▸ **What the task requires**
Pick out all lines in the listing holding the string "Piece" and copy them.

### Supplied data ###

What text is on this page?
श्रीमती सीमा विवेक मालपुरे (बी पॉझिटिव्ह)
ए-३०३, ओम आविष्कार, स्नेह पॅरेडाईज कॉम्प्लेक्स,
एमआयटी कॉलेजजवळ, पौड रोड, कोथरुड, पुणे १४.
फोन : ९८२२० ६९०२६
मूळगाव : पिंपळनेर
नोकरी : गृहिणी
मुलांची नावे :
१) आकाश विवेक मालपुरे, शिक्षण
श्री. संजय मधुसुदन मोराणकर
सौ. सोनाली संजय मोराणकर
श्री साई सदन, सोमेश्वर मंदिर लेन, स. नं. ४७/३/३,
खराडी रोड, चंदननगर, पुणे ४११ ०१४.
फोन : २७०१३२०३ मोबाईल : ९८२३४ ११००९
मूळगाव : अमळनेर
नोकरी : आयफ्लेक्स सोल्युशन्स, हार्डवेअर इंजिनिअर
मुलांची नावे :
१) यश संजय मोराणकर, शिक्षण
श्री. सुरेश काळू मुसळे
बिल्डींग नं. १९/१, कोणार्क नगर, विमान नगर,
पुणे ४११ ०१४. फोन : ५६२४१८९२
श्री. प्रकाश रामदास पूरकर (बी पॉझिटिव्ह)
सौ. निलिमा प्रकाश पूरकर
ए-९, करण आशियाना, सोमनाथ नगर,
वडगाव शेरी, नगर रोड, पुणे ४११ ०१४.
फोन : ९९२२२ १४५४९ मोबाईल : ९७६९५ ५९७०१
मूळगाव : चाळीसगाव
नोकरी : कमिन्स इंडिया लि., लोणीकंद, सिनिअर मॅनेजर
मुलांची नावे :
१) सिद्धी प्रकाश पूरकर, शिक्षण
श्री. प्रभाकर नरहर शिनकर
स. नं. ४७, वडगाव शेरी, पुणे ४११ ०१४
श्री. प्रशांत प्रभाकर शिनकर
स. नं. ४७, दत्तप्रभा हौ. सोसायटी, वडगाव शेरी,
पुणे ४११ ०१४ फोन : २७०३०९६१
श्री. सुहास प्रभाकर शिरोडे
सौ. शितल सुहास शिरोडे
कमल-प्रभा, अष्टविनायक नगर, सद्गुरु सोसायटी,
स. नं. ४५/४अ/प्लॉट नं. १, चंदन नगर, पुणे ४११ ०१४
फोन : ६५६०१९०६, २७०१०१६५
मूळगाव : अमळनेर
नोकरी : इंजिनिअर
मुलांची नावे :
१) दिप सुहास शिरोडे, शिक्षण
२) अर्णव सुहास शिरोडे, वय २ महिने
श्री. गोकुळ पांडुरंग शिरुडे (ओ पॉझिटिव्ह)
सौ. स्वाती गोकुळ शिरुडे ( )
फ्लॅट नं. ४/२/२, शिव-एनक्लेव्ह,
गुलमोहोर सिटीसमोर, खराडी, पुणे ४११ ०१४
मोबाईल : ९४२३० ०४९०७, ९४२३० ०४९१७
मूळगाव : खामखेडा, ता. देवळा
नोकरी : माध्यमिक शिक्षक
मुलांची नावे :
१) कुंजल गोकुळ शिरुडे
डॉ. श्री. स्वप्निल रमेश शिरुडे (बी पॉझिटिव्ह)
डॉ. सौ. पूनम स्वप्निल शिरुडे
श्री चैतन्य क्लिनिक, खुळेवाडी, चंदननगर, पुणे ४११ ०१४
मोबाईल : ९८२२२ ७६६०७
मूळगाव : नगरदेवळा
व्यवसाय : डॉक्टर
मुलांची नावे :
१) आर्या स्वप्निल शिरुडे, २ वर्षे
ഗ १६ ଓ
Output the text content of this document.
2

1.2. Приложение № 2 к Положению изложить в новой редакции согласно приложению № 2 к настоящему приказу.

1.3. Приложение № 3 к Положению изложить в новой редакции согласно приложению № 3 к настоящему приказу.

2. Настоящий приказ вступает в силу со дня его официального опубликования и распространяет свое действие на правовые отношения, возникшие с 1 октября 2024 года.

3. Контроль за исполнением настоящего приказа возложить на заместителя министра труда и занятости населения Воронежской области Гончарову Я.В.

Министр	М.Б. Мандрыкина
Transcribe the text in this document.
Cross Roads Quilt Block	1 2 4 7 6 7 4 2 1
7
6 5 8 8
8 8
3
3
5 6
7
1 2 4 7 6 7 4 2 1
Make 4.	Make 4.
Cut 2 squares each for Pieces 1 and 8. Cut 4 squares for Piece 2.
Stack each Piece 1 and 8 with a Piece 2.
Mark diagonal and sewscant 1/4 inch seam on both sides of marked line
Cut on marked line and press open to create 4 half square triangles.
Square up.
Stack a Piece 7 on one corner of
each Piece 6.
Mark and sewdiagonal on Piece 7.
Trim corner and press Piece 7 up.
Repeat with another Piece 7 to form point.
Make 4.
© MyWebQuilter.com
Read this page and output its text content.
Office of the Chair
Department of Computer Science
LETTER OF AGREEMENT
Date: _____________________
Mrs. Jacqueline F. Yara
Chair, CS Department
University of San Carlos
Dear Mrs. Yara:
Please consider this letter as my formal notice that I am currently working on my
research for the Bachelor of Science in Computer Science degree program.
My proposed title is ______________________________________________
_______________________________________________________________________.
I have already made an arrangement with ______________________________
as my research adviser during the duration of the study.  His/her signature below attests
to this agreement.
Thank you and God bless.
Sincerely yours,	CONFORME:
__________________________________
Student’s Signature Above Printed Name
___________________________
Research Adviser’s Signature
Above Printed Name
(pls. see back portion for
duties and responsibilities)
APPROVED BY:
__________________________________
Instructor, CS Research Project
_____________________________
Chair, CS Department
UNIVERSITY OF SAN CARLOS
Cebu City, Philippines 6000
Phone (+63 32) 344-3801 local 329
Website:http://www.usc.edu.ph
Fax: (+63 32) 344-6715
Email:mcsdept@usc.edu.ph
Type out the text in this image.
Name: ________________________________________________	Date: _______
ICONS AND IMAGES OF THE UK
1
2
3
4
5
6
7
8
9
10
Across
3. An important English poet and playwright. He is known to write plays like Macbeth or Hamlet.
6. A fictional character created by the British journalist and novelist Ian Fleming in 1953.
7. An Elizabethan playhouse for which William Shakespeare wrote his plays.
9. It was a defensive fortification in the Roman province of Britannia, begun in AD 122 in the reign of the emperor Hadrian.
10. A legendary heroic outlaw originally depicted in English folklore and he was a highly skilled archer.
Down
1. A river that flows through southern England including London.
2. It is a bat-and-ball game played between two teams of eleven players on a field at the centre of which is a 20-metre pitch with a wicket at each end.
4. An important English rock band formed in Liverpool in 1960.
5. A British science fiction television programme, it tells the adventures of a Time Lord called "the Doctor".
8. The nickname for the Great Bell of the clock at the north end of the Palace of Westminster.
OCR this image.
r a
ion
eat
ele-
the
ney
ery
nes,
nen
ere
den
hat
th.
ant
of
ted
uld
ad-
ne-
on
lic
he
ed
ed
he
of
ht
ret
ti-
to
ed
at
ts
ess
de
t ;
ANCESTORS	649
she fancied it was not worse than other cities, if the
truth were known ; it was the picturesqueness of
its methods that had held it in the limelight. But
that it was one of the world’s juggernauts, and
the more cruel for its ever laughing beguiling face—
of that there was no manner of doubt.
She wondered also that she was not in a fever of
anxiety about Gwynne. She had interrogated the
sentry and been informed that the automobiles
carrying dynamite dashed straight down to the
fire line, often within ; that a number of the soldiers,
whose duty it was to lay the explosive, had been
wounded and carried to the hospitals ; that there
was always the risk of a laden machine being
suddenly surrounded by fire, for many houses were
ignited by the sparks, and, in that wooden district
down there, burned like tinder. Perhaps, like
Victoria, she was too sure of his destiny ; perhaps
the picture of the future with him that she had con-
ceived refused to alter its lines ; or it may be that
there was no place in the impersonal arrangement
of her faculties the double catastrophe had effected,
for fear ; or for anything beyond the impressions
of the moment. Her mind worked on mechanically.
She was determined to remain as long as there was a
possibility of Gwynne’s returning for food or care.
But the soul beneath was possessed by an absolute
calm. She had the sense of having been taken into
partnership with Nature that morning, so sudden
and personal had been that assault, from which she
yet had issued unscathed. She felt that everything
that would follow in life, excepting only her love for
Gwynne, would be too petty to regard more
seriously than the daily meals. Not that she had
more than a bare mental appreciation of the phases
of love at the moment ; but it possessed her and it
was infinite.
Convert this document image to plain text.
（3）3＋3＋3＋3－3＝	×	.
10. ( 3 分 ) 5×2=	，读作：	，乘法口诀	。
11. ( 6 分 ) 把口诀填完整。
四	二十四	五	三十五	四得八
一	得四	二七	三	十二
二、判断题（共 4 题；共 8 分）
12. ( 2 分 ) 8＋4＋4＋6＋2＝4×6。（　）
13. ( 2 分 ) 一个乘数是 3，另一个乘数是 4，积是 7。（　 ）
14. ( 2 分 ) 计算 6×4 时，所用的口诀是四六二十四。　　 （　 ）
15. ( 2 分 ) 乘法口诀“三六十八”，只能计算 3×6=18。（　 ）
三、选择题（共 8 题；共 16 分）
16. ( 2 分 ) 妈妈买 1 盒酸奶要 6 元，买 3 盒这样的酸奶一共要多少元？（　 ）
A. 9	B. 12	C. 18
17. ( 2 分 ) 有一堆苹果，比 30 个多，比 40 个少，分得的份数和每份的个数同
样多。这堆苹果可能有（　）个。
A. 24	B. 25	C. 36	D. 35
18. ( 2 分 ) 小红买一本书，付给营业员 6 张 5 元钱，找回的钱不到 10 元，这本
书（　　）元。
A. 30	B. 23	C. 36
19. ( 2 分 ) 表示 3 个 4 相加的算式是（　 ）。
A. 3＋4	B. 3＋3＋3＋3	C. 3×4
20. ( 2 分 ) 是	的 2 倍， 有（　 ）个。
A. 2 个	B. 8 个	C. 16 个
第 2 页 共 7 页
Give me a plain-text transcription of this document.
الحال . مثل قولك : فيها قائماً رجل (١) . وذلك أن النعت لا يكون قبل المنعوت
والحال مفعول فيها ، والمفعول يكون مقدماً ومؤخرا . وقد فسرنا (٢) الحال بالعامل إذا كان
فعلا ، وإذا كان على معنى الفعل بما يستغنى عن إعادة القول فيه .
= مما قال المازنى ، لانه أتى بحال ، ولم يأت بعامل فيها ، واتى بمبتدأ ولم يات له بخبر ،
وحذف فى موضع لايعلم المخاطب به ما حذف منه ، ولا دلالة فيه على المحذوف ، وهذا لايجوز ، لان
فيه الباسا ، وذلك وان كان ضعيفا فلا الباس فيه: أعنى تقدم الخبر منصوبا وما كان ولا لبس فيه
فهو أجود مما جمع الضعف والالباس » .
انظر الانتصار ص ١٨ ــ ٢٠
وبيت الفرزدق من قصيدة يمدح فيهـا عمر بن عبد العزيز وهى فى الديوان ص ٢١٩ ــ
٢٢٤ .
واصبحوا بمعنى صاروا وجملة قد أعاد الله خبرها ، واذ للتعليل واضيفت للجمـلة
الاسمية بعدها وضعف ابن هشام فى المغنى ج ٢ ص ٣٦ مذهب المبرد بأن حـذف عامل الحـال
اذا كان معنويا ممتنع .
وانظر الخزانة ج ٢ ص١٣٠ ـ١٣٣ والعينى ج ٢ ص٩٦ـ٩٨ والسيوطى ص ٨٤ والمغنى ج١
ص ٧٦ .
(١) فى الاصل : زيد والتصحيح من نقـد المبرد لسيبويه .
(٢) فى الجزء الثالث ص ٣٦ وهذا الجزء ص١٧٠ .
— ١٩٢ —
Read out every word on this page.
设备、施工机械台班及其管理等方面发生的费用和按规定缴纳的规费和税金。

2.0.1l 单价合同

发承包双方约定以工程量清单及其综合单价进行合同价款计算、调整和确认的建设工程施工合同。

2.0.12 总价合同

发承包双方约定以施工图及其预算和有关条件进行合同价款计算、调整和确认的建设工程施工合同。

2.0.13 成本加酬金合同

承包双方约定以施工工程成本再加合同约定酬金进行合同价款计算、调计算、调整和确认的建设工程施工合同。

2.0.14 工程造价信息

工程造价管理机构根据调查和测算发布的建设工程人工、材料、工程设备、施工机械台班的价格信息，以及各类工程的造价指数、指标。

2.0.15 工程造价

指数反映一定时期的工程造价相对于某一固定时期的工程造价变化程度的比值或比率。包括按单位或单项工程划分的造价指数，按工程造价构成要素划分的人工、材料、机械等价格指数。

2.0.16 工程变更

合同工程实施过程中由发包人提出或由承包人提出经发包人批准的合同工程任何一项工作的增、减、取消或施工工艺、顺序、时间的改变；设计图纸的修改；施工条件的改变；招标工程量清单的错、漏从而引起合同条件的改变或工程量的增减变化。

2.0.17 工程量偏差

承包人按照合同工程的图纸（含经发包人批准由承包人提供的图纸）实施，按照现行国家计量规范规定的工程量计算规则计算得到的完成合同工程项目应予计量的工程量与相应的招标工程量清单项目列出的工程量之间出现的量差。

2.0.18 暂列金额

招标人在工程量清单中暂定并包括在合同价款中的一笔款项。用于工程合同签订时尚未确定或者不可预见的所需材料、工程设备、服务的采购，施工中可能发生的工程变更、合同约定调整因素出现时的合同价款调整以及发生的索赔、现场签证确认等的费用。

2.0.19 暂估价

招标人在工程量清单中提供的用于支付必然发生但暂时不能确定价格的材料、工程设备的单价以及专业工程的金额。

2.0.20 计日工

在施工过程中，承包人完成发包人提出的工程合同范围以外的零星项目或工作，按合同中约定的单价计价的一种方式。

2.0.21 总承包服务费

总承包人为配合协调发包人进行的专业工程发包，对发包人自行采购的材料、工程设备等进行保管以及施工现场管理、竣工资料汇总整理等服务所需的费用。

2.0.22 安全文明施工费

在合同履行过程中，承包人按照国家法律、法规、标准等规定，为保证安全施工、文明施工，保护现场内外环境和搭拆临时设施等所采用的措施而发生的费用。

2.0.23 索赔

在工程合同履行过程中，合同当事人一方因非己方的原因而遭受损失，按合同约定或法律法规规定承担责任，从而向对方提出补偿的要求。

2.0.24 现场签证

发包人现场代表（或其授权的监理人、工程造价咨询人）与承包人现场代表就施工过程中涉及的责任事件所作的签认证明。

###

▸ **Solution**
Cut 2 squares each for Pieces 1 and 8. Cut 4 squares for Piece 2.
Stack each Piece 1 and 8 with a Piece 2.
Stack a Piece 7 on one corner of
each Piece 6.
Mark and sewdiagonal on Piece 7.
Trim corner and press Piece 7 up.
Repeat with another Piece 7 to form point.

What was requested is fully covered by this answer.